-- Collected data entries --
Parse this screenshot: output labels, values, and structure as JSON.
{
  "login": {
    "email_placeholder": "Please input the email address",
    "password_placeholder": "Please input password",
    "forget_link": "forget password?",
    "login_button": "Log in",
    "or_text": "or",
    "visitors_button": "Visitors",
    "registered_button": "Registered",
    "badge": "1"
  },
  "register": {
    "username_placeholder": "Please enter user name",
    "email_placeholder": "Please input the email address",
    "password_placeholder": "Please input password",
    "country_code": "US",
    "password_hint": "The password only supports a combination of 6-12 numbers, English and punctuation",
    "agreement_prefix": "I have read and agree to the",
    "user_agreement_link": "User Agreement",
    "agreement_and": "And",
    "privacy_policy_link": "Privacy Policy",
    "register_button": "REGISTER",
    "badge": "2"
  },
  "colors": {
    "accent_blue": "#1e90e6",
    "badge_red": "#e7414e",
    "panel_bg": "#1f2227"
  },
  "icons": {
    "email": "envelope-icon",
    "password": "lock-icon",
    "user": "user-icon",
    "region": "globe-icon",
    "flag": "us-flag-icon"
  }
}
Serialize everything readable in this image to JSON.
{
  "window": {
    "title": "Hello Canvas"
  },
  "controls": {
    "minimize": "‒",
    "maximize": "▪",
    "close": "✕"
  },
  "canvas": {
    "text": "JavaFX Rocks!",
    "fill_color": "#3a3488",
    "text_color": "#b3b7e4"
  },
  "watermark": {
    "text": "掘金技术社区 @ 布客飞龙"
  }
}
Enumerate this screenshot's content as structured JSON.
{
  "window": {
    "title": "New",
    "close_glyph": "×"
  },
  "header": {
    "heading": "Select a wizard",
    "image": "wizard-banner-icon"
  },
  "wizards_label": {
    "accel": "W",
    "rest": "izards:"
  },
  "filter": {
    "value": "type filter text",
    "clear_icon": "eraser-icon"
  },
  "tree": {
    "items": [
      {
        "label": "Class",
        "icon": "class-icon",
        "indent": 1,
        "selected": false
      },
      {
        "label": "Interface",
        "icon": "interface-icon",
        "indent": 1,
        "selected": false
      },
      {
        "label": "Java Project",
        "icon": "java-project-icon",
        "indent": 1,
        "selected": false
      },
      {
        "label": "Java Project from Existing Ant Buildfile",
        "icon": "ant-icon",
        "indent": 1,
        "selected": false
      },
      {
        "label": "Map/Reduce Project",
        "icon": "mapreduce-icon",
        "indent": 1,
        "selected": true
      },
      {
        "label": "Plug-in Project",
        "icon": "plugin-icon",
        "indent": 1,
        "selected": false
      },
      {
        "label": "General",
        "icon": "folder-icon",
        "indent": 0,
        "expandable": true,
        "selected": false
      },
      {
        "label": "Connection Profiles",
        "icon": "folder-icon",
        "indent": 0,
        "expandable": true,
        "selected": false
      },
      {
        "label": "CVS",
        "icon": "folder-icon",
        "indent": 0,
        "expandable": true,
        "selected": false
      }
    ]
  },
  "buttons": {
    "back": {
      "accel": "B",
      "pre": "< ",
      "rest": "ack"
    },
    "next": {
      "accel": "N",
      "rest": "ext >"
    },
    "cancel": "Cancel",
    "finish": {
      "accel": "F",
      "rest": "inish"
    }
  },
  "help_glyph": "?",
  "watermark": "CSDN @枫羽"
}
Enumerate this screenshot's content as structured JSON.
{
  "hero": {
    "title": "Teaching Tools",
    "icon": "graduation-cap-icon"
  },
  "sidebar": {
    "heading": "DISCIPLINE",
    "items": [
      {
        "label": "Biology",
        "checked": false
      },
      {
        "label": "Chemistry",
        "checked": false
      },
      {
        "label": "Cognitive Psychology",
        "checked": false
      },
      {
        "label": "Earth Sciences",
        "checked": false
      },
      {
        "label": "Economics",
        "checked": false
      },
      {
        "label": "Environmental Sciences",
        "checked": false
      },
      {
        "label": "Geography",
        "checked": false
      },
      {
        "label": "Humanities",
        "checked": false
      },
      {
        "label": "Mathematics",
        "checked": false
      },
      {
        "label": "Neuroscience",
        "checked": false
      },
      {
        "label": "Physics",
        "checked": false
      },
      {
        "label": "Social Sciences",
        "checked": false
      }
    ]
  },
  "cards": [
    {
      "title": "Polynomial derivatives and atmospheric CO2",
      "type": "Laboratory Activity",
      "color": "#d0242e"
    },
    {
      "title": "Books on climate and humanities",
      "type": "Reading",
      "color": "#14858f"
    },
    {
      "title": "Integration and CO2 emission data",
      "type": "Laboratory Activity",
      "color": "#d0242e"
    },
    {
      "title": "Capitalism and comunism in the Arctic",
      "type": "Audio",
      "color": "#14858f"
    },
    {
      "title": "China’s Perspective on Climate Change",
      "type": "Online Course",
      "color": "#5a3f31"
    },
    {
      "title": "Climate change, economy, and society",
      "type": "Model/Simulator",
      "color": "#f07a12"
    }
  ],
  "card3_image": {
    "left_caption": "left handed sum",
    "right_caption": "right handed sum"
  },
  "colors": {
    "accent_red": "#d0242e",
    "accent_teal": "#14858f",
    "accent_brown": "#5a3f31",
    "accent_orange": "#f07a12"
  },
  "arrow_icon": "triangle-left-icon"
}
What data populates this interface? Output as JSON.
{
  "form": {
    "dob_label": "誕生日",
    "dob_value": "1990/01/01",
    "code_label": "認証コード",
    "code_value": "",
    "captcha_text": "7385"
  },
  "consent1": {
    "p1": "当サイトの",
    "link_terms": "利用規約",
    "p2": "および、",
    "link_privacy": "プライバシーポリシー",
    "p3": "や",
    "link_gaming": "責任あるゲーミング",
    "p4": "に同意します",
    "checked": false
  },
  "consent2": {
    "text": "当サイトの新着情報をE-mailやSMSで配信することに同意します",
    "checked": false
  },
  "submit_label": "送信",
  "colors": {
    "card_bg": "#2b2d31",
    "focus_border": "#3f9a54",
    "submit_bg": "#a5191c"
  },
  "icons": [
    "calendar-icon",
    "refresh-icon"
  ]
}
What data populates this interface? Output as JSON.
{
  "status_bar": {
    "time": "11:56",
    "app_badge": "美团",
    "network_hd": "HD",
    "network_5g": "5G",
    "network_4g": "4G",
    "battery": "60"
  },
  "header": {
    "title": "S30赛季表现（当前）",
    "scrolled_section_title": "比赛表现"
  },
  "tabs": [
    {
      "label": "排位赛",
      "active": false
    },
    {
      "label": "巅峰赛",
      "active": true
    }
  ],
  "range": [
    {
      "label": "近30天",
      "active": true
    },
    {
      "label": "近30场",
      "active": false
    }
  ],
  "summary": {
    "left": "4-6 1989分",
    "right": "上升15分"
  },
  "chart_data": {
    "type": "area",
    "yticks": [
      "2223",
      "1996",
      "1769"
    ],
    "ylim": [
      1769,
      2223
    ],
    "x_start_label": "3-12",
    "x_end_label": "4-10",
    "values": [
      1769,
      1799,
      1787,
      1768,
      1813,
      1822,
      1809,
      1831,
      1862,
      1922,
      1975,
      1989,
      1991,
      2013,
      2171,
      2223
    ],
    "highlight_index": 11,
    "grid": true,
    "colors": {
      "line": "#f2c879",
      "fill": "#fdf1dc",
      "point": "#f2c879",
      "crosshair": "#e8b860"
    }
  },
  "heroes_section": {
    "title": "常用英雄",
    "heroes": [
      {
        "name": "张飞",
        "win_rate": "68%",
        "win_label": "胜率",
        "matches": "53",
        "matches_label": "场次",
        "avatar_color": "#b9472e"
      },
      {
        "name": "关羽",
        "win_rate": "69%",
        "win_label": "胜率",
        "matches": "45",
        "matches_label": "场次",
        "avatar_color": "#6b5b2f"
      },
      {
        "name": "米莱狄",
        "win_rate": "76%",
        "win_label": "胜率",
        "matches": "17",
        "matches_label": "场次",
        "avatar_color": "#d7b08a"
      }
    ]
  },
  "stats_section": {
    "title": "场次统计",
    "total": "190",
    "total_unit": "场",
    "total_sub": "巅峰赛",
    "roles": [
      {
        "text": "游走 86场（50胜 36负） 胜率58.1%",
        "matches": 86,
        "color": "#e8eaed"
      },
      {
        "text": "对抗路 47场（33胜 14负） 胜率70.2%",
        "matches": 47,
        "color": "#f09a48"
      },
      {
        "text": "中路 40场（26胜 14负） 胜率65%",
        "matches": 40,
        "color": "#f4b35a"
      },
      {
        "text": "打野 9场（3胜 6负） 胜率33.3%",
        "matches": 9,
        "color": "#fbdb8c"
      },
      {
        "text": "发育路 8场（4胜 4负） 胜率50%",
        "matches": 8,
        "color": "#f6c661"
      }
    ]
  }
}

-- Instructions to follow --
Return every line above in which the string "name" occurs.

-- Full response --
    "username_placeholder": "Please enter user name",
        "name": "张飞",
        "name": "关羽",
        "name": "米莱狄",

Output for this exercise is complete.